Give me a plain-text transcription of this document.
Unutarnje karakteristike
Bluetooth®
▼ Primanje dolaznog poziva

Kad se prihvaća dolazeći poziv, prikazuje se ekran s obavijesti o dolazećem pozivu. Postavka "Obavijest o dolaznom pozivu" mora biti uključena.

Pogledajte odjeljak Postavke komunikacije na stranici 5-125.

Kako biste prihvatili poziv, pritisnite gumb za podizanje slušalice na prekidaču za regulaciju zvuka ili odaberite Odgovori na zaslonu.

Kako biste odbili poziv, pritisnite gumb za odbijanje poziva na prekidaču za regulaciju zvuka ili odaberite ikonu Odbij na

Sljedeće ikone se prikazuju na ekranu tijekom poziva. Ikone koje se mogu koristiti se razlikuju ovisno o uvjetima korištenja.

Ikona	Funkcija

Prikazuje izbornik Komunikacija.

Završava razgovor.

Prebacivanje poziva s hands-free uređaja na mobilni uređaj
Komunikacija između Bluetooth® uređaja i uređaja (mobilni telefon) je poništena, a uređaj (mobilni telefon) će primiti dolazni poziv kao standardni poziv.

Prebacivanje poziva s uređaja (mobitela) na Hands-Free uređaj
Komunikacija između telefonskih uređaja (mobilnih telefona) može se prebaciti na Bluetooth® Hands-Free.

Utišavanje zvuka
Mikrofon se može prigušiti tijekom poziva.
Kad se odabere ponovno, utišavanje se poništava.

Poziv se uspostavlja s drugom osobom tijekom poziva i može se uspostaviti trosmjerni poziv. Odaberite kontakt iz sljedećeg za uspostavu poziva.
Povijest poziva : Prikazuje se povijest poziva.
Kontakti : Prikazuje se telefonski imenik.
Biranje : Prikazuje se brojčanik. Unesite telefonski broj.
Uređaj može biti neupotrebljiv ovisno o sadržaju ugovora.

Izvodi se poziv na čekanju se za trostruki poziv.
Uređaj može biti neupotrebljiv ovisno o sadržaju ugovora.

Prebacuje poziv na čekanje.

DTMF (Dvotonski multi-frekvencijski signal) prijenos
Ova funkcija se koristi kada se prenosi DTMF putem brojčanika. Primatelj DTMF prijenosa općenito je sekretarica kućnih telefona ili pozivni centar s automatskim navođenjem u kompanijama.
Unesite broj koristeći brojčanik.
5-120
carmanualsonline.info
────────────────────
Stated problem -
Write out the records above again, keeping each one identical to the original.

Solution to this exercise -
Give me a plain-text transcription of this document.
Unutarnje karakteristike
Bluetooth®
▼ Primanje dolaznog poziva

Kad se prihvaća dolazeći poziv, prikazuje se ekran s obavijesti o dolazećem pozivu. Postavka "Obavijest o dolaznom pozivu" mora biti uključena.

Pogledajte odjeljak Postavke komunikacije na stranici 5-125.

Kako biste prihvatili poziv, pritisnite gumb za podizanje slušalice na prekidaču za regulaciju zvuka ili odaberite Odgovori na zaslonu.

Kako biste odbili poziv, pritisnite gumb za odbijanje poziva na prekidaču za regulaciju zvuka ili odaberite ikonu Odbij na

Sljedeće ikone se prikazuju na ekranu tijekom poziva. Ikone koje se mogu koristiti se razlikuju ovisno o uvjetima korištenja.

Ikona	Funkcija

Prikazuje izbornik Komunikacija.

Završava razgovor.

Prebacivanje poziva s hands-free uređaja na mobilni uređaj
Komunikacija između Bluetooth® uređaja i uređaja (mobilni telefon) je poništena, a uređaj (mobilni telefon) će primiti dolazni poziv kao standardni poziv.

Prebacivanje poziva s uređaja (mobitela) na Hands-Free uređaj
Komunikacija između telefonskih uređaja (mobilnih telefona) može se prebaciti na Bluetooth® Hands-Free.

Utišavanje zvuka
Mikrofon se može prigušiti tijekom poziva.
Kad se odabere ponovno, utišavanje se poništava.

Poziv se uspostavlja s drugom osobom tijekom poziva i može se uspostaviti trosmjerni poziv. Odaberite kontakt iz sljedećeg za uspostavu poziva.
Povijest poziva : Prikazuje se povijest poziva.
Kontakti : Prikazuje se telefonski imenik.
Biranje : Prikazuje se brojčanik. Unesite telefonski broj.
Uređaj može biti neupotrebljiv ovisno o sadržaju ugovora.

Izvodi se poziv na čekanju se za trostruki poziv.
Uređaj može biti neupotrebljiv ovisno o sadržaju ugovora.

Prebacuje poziv na čekanje.

DTMF (Dvotonski multi-frekvencijski signal) prijenos
Ova funkcija se koristi kada se prenosi DTMF putem brojčanika. Primatelj DTMF prijenosa općenito je sekretarica kućnih telefona ili pozivni centar s automatskim navođenjem u kompanijama.
Unesite broj koristeći brojčanik.
5-120
carmanualsonline.info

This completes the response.